### Given problem
Images are excluded; otherwise, output every record exactly.

───── Material supplied ─────

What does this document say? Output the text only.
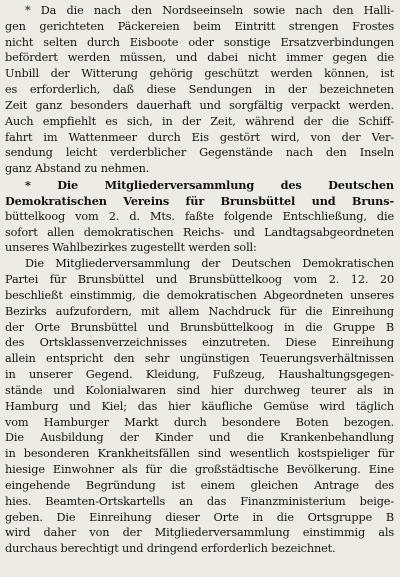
* Da die nach den Nordseeinseln sowie nach den Halli-
gen gerichteten Päckereien beim Eintritt strengen Frostes
nicht selten durch Eisboote oder sonstige Ersatzverbindungen
befördert werden müssen, und dabei nicht immer gegen die
Unbill der Witterung gehörig geschützt werden können, ist
es erforderlich, daß diese Sendungen in der bezeichneten
Zeit ganz besonders dauerhaft und sorgfältig verpackt werden.
Auch empfiehlt es sich, in der Zeit, während der die Schiff-
fahrt im Wattenmeer durch Eis gestört wird, von der Ver-
sendung leicht verderblicher Gegenstände nach den Inseln
ganz Abstand zu nehmen.
* Die Mitgliederversammlung des Deutschen
Demokratischen Vereins für Brunsbüttel und Bruns-
büttelkoog vom 2. d. Mts. faßte folgende Entschließung, die
sofort allen demokratischen Reichs- und Landtagsabgeordneten
unseres Wahlbezirkes zugestellt werden soll:
Die Mitgliederversammlung der Deutschen Demokratischen
Partei für Brunsbüttel und Brunsbüttelkoog vom 2. 12. 20
beschließt einstimmig, die demokratischen Abgeordneten unseres
Bezirks aufzufordern, mit allem Nachdruck für die Einreihung
der Orte Brunsbüttel und Brunsbüttelkoog in die Gruppe B
des Ortsklassenverzeichnisses einzutreten. Diese Einreihung
allein entspricht den sehr ungünstigen Teuerungsverhältnissen
in unserer Gegend. Kleidung, Fußzeug, Haushaltungsgegen-
stände und Kolonialwaren sind hier durchweg teurer als in
Hamburg und Kiel; das hier käufliche Gemüse wird täglich
vom Hamburger Markt durch besondere Boten bezogen.
Die Ausbildung der Kinder und die Krankenbehandlung
in besonderen Krankheitsfällen sind wesentlich kostspieliger für
hiesige Einwohner als für die großstädtische Bevölkerung. Eine
eingehende Begründung ist einem gleichen Antrage des
hies. Beamten-Ortskartells an das Finanzministerium beige-
geben. Die Einreihung dieser Orte in die Ortsgruppe B
wird daher von der Mitgliederversammlung einstimmig als
durchaus berechtigt und dringend erforderlich bezeichnet.
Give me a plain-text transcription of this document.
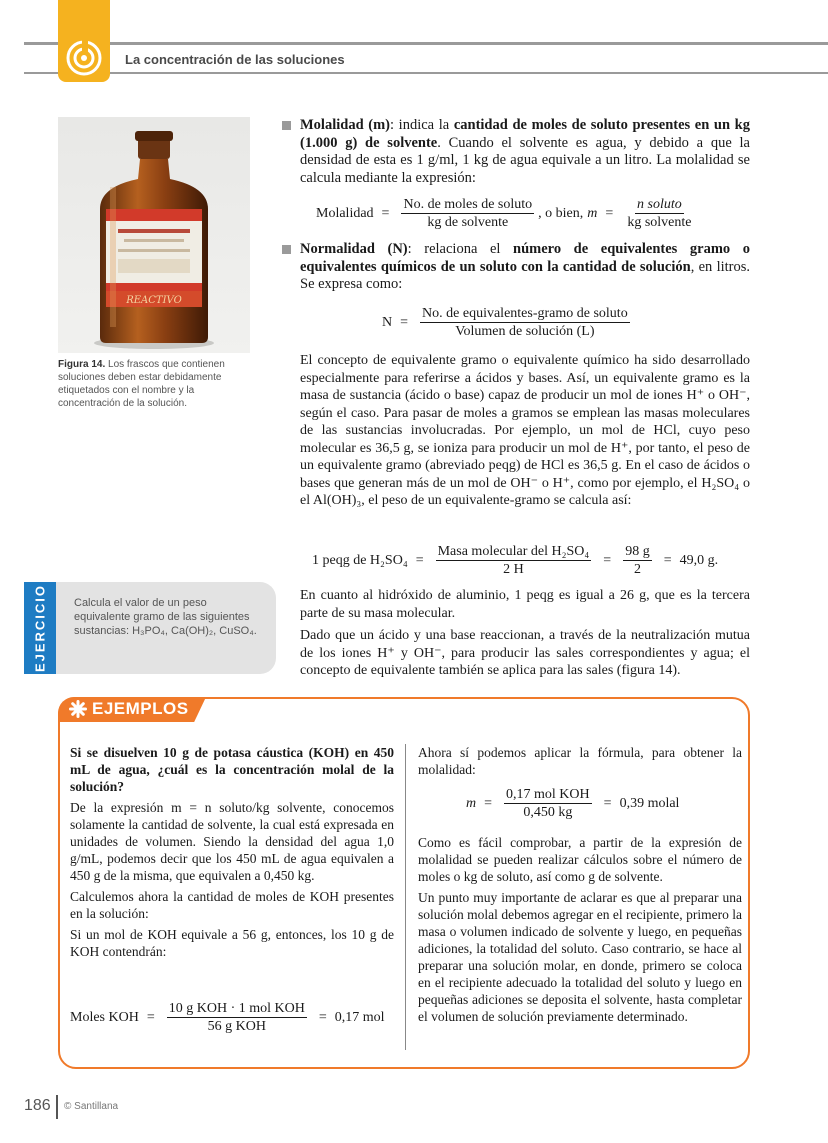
La concentración de las soluciones
REACTIVO
Figura 14. Los frascos que contienen soluciones deben estar debidamente etiquetados con el nombre y la concentración de la solución.
Molalidad (m): indica la cantidad de moles de soluto presentes en un kg (1.000 g) de solvente. Cuando el solvente es agua, y debido a que la densidad de esta es 1 g/ml, 1 kg de agua equivale a un litro. La molalidad se calcula mediante la expresión:
Molalidad = $\frac{\text{No. de moles de soluto}}{\text{kg de solvente}}$ , o bien, $m = \frac{\text{n soluto}}{\text{kg solvente}}$
Normalidad (N): relaciona el número de equivalentes gramo o equivalentes químicos de un soluto con la cantidad de solución, en litros. Se expresa como:
$N = \frac{\text{No. de equivalentes-gramo de soluto}}{\text{Volumen de solución (L)}}$
El concepto de equivalente gramo o equivalente químico ha sido desarrollado especialmente para referirse a ácidos y bases. Así, un equivalente gramo es la masa de sustancia (ácido o base) capaz de producir un mol de iones H⁺ o OH⁻, según el caso. Para pasar de moles a gramos se emplean las masas moleculares de las sustancias involucradas. Por ejemplo, un mol de HCl, cuyo peso molecular es 36,5 g, se ioniza para producir un mol de H⁺, por tanto, el peso de un equivalente gramo (abreviado peqg) de HCl es 36,5 g. En el caso de ácidos o bases que generan más de un mol de OH⁻ o H⁺, como por ejemplo, el H₂SO₄ o el Al(OH)₃, el peso de un equivalente-gramo se calcula así:
1 peqg de $H_2SO_4 = \frac{\text{Masa molecular del H₂SO₄}}{2 H} = \frac{98 g}{2} = 49,0$ g.
En cuanto al hidróxido de aluminio, 1 peqg es igual a 26 g, que es la tercera parte de su masa molecular.
Dado que un ácido y una base reaccionan, a través de la neutralización mutua de los iones H⁺ y OH⁻, para producir las sales correspondientes y agua; el concepto de equivalente también se aplica para las sales (figura 14).
EJERCICIO Calcula el valor de un peso equivalente gramo de las siguientes sustancias: H₃PO₄, Ca(OH)₂, CuSO₄.
EJEMPLOS

Si se disuelven 10 g de potasa cáustica (KOH) en 450 mL de agua, ¿cuál es la concentración molal de la solución?

De la expresión m = n soluto/kg solvente, conocemos solamente la cantidad de solvente, la cual está expresada en unidades de volumen. Siendo la densidad del agua 1,0 g/mL, podemos decir que los 450 mL de agua equivalen a 450 g de la misma, que equivalen a 0,450 kg.

Calculemos ahora la cantidad de moles de KOH presentes en la solución:

Si un mol de KOH equivale a 56 g, entonces, los 10 g de KOH contendrán:

Moles KOH = $\frac{\text{10 g KOH · 1 mol KOH}}{\text{56 g KOH}} = 0,17$ mol

Ahora sí podemos aplicar la fórmula, para obtener la molalidad:

$m = \frac{\text{0,17 mol KOH}}{0,450 kg} = 0,39$ molal

Como es fácil comprobar, a partir de la expresión de molalidad se pueden realizar cálculos sobre el número de moles o kg de soluto, así como g de solvente.

Un punto muy importante de aclarar es que al preparar una solución molal debemos agregar en el recipiente, primero la masa o volumen indicado de solvente y luego, en pequeñas adiciones, la totalidad del soluto. Caso contrario, se hace al preparar una solución molar, en donde, primero se coloca en el recipiente adecuado la totalidad del soluto y luego en pequeñas adiciones se deposita el solvente, hasta completar el volumen de solución previamente determinado.

186 © Santillana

─────

### The solution
What does this document say? Output the text only.
* Da die nach den Nordseeinseln sowie nach den Halli-
gen gerichteten Päckereien beim Eintritt strengen Frostes
nicht selten durch Eisboote oder sonstige Ersatzverbindungen
befördert werden müssen, und dabei nicht immer gegen die
Unbill der Witterung gehörig geschützt werden können, ist
es erforderlich, daß diese Sendungen in der bezeichneten
Zeit ganz besonders dauerhaft und sorgfältig verpackt werden.
Auch empfiehlt es sich, in der Zeit, während der die Schiff-
fahrt im Wattenmeer durch Eis gestört wird, von der Ver-
sendung leicht verderblicher Gegenstände nach den Inseln
ganz Abstand zu nehmen.
* Die Mitgliederversammlung des Deutschen
Demokratischen Vereins für Brunsbüttel und Bruns-
büttelkoog vom 2. d. Mts. faßte folgende Entschließung, die
sofort allen demokratischen Reichs- und Landtagsabgeordneten
unseres Wahlbezirkes zugestellt werden soll:
Die Mitgliederversammlung der Deutschen Demokratischen
Partei für Brunsbüttel und Brunsbüttelkoog vom 2. 12. 20
beschließt einstimmig, die demokratischen Abgeordneten unseres
Bezirks aufzufordern, mit allem Nachdruck für die Einreihung
der Orte Brunsbüttel und Brunsbüttelkoog in die Gruppe B
des Ortsklassenverzeichnisses einzutreten. Diese Einreihung
allein entspricht den sehr ungünstigen Teuerungsverhältnissen
in unserer Gegend. Kleidung, Fußzeug, Haushaltungsgegen-
stände und Kolonialwaren sind hier durchweg teurer als in
Hamburg und Kiel; das hier käufliche Gemüse wird täglich
vom Hamburger Markt durch besondere Boten bezogen.
Die Ausbildung der Kinder und die Krankenbehandlung
in besonderen Krankheitsfällen sind wesentlich kostspieliger für
hiesige Einwohner als für die großstädtische Bevölkerung. Eine
eingehende Begründung ist einem gleichen Antrage des
hies. Beamten-Ortskartells an das Finanzministerium beige-
geben. Die Einreihung dieser Orte in die Ortsgruppe B
wird daher von der Mitgliederversammlung einstimmig als
durchaus berechtigt und dringend erforderlich bezeichnet.
Give me a plain-text transcription of this document.
La concentración de las soluciones
REACTIVO
Figura 14. Los frascos que contienen soluciones deben estar debidamente etiquetados con el nombre y la concentración de la solución.
Molalidad (m): indica la cantidad de moles de soluto presentes en un kg (1.000 g) de solvente. Cuando el solvente es agua, y debido a que la densidad de esta es 1 g/ml, 1 kg de agua equivale a un litro. La molalidad se calcula mediante la expresión:
Molalidad = $\frac{\text{No. de moles de soluto}}{\text{kg de solvente}}$ , o bien, $m = \frac{\text{n soluto}}{\text{kg solvente}}$
Normalidad (N): relaciona el número de equivalentes gramo o equivalentes químicos de un soluto con la cantidad de solución, en litros. Se expresa como:
$N = \frac{\text{No. de equivalentes-gramo de soluto}}{\text{Volumen de solución (L)}}$
El concepto de equivalente gramo o equivalente químico ha sido desarrollado especialmente para referirse a ácidos y bases. Así, un equivalente gramo es la masa de sustancia (ácido o base) capaz de producir un mol de iones H⁺ o OH⁻, según el caso. Para pasar de moles a gramos se emplean las masas moleculares de las sustancias involucradas. Por ejemplo, un mol de HCl, cuyo peso molecular es 36,5 g, se ioniza para producir un mol de H⁺, por tanto, el peso de un equivalente gramo (abreviado peqg) de HCl es 36,5 g. En el caso de ácidos o bases que generan más de un mol de OH⁻ o H⁺, como por ejemplo, el H₂SO₄ o el Al(OH)₃, el peso de un equivalente-gramo se calcula así:
1 peqg de $H_2SO_4 = \frac{\text{Masa molecular del H₂SO₄}}{2 H} = \frac{98 g}{2} = 49,0$ g.
En cuanto al hidróxido de aluminio, 1 peqg es igual a 26 g, que es la tercera parte de su masa molecular.
Dado que un ácido y una base reaccionan, a través de la neutralización mutua de los iones H⁺ y OH⁻, para producir las sales correspondientes y agua; el concepto de equivalente también se aplica para las sales (figura 14).
EJERCICIO Calcula el valor de un peso equivalente gramo de las siguientes sustancias: H₃PO₄, Ca(OH)₂, CuSO₄.
EJEMPLOS

Si se disuelven 10 g de potasa cáustica (KOH) en 450 mL de agua, ¿cuál es la concentración molal de la solución?

De la expresión m = n soluto/kg solvente, conocemos solamente la cantidad de solvente, la cual está expresada en unidades de volumen. Siendo la densidad del agua 1,0 g/mL, podemos decir que los 450 mL de agua equivalen a 450 g de la misma, que equivalen a 0,450 kg.

Calculemos ahora la cantidad de moles de KOH presentes en la solución:

Si un mol de KOH equivale a 56 g, entonces, los 10 g de KOH contendrán:

Moles KOH = $\frac{\text{10 g KOH · 1 mol KOH}}{\text{56 g KOH}} = 0,17$ mol

Ahora sí podemos aplicar la fórmula, para obtener la molalidad:

$m = \frac{\text{0,17 mol KOH}}{0,450 kg} = 0,39$ molal

Como es fácil comprobar, a partir de la expresión de molalidad se pueden realizar cálculos sobre el número de moles o kg de soluto, así como g de solvente.

Un punto muy importante de aclarar es que al preparar una solución molal debemos agregar en el recipiente, primero la masa o volumen indicado de solvente y luego, en pequeñas adiciones, la totalidad del soluto. Caso contrario, se hace al preparar una solución molar, en donde, primero se coloca en el recipiente adecuado la totalidad del soluto y luego en pequeñas adiciones se deposita el solvente, hasta completar el volumen de solución previamente determinado.

186 © Santillana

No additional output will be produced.